> Given request: Make an exact copy of the lines below.

____________________

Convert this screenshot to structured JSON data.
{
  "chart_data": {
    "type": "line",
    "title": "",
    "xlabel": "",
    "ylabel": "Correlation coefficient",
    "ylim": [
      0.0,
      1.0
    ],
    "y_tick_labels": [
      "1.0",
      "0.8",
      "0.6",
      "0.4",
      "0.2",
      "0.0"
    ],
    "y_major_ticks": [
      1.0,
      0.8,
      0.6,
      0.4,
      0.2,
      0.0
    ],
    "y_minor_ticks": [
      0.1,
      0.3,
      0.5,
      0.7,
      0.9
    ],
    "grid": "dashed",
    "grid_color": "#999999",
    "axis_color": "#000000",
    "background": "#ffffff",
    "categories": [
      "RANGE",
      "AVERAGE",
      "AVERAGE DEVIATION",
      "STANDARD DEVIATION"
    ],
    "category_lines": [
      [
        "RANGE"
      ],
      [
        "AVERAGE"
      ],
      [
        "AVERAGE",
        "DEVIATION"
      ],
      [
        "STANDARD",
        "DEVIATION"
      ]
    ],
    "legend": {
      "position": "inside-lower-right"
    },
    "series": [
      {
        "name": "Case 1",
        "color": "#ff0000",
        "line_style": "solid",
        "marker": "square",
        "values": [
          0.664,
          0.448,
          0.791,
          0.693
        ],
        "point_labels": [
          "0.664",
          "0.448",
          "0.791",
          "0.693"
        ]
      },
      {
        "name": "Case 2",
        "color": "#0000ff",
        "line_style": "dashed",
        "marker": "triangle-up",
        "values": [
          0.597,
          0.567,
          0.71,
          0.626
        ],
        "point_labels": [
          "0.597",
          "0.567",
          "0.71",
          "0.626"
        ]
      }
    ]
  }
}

____________________

> Solution to this task:
Convert this screenshot to structured JSON data.
{
  "chart_data": {
    "type": "line",
    "title": "",
    "xlabel": "",
    "ylabel": "Correlation coefficient",
    "ylim": [
      0.0,
      1.0
    ],
    "y_tick_labels": [
      "1.0",
      "0.8",
      "0.6",
      "0.4",
      "0.2",
      "0.0"
    ],
    "y_major_ticks": [
      1.0,
      0.8,
      0.6,
      0.4,
      0.2,
      0.0
    ],
    "y_minor_ticks": [
      0.1,
      0.3,
      0.5,
      0.7,
      0.9
    ],
    "grid": "dashed",
    "grid_color": "#999999",
    "axis_color": "#000000",
    "background": "#ffffff",
    "categories": [
      "RANGE",
      "AVERAGE",
      "AVERAGE DEVIATION",
      "STANDARD DEVIATION"
    ],
    "category_lines": [
      [
        "RANGE"
      ],
      [
        "AVERAGE"
      ],
      [
        "AVERAGE",
        "DEVIATION"
      ],
      [
        "STANDARD",
        "DEVIATION"
      ]
    ],
    "legend": {
      "position": "inside-lower-right"
    },
    "series": [
      {
        "name": "Case 1",
        "color": "#ff0000",
        "line_style": "solid",
        "marker": "square",
        "values": [
          0.664,
          0.448,
          0.791,
          0.693
        ],
        "point_labels": [
          "0.664",
          "0.448",
          "0.791",
          "0.693"
        ]
      },
      {
        "name": "Case 2",
        "color": "#0000ff",
        "line_style": "dashed",
        "marker": "triangle-up",
        "values": [
          0.597,
          0.567,
          0.71,
          0.626
        ],
        "point_labels": [
          "0.597",
          "0.567",
          "0.71",
          "0.626"
        ]
      }
    ]
  }
}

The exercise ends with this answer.